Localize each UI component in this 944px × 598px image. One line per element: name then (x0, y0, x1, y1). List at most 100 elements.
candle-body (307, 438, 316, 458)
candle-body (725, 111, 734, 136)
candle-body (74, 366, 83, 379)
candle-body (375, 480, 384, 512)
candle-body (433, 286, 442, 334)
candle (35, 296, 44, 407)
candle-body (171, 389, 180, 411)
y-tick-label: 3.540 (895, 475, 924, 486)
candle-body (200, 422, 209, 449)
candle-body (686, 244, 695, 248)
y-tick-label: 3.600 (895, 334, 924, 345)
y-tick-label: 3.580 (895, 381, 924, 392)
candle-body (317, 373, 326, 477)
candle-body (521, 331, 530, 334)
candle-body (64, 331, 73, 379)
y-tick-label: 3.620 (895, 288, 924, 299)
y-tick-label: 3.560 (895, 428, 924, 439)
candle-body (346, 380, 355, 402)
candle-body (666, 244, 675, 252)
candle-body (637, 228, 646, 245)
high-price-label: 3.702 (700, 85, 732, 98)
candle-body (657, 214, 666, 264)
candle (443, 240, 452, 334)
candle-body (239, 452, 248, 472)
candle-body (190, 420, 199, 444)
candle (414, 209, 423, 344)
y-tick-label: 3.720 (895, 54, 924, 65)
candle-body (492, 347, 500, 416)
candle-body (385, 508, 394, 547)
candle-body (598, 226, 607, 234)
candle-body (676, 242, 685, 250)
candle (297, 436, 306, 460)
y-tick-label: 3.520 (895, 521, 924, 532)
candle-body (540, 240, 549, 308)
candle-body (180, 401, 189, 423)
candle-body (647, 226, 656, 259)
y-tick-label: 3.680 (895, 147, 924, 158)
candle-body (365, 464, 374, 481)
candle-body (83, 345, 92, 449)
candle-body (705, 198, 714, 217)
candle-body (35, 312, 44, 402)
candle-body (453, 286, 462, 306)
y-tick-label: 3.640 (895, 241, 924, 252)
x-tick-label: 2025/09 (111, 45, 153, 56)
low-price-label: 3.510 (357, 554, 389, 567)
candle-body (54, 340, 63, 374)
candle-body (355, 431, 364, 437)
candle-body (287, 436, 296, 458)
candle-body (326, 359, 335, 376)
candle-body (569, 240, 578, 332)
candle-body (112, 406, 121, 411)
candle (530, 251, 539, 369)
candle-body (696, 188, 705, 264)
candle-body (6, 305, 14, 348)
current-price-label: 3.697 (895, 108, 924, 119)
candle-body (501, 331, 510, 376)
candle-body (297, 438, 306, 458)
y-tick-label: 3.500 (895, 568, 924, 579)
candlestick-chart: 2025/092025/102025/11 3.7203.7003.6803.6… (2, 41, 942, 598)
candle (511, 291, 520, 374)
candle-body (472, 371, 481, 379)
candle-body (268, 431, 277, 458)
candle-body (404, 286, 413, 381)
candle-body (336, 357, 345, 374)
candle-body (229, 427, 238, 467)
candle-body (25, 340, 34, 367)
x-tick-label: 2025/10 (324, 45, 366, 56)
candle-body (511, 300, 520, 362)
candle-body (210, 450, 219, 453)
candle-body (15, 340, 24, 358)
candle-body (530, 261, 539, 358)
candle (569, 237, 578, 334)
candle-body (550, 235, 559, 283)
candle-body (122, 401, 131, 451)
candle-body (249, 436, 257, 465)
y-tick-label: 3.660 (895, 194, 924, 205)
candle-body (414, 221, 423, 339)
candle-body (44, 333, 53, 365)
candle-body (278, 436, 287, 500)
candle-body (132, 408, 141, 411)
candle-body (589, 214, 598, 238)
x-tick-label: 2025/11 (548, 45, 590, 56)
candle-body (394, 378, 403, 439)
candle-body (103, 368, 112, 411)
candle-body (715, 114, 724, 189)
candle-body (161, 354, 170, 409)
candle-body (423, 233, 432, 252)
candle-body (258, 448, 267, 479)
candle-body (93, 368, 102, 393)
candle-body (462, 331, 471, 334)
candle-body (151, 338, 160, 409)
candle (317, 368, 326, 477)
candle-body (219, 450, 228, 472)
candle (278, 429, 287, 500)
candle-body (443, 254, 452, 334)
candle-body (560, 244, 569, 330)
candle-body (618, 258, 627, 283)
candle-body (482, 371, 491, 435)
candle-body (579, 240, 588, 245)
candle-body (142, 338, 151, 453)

=== Exercise ===
List each line of the data above that contains the word "price". Match the case.

=== Expected answer ===
high-price-label: 3.702 (700, 85, 732, 98)
low-price-label: 3.510 (357, 554, 389, 567)
current-price-label: 3.697 (895, 108, 924, 119)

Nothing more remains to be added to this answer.